Kakariki scoops Forest & Bird’s Bird of the Year title
By ForestBird, Wed, 13/10/2010 - 07:21
New Zealand’s bright green parrot – the Kakariki – has won this year’s Forest & Bird poll (BirdLife in New Zealand) for Bird of the Year. A record-breaking 21,223 votes were cast in the poll, which quickly became a two-bird race between the kakariki (6,921 votes) and the pukeko (5,228 votes). The cheeky kakariki has gained favour among voters for its flamboyant dress sense. “This bird adds such vibrancy to our forests,” Forest & Bird Conservation Advocate Nicola Vallance says. “It’s essentially fluoro green, and the five different species of kakariki flash other colours, including red, yellow and orange, on their foreheads. They’re also gorgeous chatterboxes, and they sound like they’re always having fun.” Flocks of kakariki were seen around New Zealand until the 1800s, when farmers and orchardists shot them to protect their crops. Today, kakariki are scarce on the mainland – most kakariki are found on our outlying islands. Their main threats today are from stoats, ferrets and rats, which kill them in their tree-hole nests, which they can’t escape from. “It would be wonderful to see and hear more kakariki throughout New Zealand, and better pest control in our forests is the best way to achieve this,” Ms Vallance says. One of the newest birds to join our flock of natives – the barn owl – polled in the top 10 despite competition from high-profile campaigners backing endemic tweeters. During the month-long competition, singer-songwriter Don McGlashan sang the praises of the weka, Kiri Te Kanawa championed the kereru and painter Grahame Sydney waxed poetic about the black stilt. This is the sixth year Forest & Bird has run the popularity contest. Past winners are the tui (2005), fantail (2006), grey warbler (2007), the kakapo (2008) and the kiwi (2009). Kakariki Facts
- Kakariki feed on berries, seeds, fruit and insects. It is not unusual to see kakariki searching for food on the ground.
- Kakariki translates as “small parrot” in Maori. “Kaka” means parrot, and “riki” means small.
- Kakariki are usually solitary or found in pairs, although in autumn and winter they may form small flocks.
- In flight they make a loud rapid chatter that sounds like ‘ki-ki-ki-ki’.

● ● ● ● ● ● ●

Problem
In the Bird of the Year article, how many votes did the kakariki receive?

Entries supplied
● ● ● ● ● ● ●

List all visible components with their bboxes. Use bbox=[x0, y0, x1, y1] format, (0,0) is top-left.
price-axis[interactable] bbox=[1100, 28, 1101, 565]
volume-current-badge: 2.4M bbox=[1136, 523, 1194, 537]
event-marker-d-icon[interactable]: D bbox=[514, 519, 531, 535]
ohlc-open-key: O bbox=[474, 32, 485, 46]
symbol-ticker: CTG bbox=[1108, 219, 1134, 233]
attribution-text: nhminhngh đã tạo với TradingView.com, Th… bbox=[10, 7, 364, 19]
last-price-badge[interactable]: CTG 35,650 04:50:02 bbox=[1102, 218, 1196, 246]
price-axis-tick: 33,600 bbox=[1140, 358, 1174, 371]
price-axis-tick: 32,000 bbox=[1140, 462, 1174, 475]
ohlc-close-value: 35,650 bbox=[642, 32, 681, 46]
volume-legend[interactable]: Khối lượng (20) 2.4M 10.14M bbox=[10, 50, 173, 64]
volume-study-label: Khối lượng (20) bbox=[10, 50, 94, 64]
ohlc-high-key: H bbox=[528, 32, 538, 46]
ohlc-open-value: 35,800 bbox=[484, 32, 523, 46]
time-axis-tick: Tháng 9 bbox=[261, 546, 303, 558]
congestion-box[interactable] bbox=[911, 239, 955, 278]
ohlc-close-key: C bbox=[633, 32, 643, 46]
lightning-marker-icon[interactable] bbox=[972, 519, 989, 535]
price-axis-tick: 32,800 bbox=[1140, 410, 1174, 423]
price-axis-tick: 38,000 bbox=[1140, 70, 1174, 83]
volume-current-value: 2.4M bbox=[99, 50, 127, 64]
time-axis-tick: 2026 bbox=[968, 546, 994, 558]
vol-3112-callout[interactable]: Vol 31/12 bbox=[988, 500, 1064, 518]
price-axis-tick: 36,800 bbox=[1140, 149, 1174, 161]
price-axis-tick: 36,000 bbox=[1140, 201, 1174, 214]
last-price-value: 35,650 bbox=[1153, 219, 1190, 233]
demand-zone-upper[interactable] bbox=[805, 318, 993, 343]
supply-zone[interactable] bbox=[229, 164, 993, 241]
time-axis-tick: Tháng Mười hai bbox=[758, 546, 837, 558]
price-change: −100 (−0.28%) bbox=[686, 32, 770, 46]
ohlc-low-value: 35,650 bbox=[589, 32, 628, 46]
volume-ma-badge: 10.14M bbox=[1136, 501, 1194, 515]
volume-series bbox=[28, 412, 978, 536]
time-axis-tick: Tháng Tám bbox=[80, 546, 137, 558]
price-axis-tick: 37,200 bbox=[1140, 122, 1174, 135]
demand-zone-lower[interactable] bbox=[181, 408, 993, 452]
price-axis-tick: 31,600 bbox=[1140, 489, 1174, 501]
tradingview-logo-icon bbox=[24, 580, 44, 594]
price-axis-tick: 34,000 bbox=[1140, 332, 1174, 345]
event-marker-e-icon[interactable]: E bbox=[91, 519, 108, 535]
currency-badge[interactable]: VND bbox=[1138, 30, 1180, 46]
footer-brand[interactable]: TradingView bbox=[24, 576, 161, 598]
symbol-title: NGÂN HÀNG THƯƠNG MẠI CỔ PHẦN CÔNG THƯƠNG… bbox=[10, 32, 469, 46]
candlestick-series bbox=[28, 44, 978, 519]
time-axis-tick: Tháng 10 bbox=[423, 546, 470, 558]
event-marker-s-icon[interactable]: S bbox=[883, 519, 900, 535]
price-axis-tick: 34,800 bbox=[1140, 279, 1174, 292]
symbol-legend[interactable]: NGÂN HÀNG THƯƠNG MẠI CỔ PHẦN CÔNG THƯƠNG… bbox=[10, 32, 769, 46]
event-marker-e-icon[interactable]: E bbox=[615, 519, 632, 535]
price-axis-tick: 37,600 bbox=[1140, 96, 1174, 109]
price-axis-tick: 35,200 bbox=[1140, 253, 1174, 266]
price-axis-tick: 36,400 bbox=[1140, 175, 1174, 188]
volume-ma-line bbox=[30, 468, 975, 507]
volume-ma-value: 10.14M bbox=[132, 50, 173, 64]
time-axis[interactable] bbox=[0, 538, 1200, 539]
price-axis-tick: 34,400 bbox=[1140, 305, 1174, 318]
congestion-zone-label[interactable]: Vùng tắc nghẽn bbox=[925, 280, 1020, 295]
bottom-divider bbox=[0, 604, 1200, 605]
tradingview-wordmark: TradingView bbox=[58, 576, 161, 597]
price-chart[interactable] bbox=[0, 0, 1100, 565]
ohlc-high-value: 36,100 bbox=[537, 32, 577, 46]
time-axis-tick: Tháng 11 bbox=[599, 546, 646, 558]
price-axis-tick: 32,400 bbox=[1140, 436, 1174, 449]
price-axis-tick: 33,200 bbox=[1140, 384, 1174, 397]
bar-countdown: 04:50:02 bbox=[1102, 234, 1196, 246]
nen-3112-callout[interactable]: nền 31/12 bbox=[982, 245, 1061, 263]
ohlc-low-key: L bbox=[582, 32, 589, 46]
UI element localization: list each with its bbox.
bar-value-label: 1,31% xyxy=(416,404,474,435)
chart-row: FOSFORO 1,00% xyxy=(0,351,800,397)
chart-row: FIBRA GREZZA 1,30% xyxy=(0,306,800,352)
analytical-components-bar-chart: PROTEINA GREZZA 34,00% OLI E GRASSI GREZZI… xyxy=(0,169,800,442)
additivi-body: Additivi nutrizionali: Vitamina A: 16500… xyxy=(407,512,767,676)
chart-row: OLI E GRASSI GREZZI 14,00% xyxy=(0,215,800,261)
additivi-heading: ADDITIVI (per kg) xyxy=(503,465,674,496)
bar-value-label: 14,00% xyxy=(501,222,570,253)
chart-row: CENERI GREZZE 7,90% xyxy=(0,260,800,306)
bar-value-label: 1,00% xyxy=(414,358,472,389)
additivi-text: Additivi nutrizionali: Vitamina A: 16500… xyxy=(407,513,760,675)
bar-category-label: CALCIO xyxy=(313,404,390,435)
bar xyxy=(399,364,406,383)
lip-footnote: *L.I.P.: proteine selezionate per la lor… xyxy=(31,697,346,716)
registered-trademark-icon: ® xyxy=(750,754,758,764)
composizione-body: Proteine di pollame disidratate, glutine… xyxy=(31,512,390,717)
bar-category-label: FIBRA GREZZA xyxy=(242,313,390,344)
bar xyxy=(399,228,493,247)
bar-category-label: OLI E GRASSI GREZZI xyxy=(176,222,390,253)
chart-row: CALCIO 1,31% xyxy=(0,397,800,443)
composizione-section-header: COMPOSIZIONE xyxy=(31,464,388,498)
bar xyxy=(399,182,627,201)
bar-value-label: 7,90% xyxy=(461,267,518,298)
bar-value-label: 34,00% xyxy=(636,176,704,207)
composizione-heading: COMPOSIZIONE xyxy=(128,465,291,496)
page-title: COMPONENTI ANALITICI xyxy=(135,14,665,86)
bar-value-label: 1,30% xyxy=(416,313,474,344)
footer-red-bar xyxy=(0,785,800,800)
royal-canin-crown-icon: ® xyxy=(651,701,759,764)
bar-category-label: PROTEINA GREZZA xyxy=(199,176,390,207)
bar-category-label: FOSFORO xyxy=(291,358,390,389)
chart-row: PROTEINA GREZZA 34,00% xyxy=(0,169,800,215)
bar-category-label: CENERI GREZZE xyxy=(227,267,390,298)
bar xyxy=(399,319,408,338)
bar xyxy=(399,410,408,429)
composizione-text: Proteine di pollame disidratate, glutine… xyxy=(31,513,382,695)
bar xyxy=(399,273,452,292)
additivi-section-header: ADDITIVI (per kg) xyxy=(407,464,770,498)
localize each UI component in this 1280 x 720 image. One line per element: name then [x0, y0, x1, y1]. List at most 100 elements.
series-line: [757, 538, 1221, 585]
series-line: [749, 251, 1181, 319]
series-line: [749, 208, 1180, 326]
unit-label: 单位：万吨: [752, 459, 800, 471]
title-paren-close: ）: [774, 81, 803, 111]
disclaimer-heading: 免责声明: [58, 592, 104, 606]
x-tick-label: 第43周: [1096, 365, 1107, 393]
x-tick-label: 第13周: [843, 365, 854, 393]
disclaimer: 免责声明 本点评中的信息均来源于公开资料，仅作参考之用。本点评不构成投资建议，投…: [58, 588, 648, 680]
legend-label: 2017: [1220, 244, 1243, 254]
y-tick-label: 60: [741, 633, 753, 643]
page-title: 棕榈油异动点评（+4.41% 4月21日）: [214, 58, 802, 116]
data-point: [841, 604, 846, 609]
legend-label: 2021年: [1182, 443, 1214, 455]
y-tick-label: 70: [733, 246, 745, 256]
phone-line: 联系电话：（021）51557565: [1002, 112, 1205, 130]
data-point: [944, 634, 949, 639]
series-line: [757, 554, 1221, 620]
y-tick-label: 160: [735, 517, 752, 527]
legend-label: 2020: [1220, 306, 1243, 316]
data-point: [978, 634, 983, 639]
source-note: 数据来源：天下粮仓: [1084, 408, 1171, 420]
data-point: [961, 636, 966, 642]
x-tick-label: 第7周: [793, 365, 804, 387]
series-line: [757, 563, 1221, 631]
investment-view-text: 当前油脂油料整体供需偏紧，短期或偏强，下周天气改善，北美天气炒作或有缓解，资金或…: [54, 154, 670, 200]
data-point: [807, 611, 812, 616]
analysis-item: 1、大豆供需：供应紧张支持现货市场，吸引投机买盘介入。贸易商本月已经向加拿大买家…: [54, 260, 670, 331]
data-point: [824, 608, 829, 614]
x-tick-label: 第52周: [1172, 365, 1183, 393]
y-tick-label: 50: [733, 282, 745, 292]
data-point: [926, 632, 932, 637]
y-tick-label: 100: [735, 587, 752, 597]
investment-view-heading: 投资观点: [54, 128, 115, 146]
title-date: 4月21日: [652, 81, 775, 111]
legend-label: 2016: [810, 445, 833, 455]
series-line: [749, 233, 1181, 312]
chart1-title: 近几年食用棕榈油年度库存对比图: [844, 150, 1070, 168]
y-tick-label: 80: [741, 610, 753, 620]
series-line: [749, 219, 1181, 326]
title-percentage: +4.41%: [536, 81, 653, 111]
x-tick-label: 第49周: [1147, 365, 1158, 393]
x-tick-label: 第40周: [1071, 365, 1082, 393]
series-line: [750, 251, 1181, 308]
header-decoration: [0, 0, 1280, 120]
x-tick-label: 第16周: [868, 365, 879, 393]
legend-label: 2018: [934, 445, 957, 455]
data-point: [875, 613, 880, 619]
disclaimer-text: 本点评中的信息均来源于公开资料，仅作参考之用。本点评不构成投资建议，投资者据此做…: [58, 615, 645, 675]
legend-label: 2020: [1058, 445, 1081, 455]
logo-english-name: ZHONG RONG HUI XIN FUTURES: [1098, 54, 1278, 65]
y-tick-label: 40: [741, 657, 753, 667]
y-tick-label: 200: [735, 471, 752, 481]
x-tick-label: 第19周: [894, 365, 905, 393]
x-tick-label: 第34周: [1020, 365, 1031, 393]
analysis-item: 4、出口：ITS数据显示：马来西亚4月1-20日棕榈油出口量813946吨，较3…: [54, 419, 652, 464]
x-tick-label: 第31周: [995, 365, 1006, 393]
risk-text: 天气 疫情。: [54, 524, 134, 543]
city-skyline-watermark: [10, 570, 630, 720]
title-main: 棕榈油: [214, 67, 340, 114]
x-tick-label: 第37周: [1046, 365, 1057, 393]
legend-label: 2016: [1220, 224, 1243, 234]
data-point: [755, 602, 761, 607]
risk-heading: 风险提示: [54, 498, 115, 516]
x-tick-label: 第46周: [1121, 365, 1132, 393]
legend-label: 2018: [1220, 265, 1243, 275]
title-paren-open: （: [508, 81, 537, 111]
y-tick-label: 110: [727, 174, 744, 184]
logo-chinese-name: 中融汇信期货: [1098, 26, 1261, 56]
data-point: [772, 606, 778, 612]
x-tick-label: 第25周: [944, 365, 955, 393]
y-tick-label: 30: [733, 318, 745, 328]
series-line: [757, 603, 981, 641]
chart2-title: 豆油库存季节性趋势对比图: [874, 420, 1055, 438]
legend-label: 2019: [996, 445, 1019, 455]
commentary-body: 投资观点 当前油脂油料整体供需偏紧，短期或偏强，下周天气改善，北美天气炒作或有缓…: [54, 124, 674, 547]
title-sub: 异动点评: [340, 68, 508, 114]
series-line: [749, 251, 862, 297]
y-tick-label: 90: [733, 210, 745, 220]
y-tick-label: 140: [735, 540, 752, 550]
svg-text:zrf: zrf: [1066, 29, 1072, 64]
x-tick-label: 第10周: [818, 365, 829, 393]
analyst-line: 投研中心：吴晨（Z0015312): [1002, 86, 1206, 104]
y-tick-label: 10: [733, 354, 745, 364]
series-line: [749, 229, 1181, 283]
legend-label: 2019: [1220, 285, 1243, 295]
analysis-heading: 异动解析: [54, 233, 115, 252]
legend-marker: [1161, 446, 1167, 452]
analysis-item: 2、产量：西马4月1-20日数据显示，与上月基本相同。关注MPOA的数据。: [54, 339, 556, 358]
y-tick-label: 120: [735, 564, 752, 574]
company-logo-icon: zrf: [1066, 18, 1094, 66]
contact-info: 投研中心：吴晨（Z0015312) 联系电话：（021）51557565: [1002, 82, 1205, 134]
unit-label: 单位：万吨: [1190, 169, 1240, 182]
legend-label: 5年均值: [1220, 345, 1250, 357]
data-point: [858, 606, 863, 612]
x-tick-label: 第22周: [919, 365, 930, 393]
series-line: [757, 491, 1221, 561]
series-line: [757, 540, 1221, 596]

● ● ● ● ● ● ●

Task answer
6,921 votes.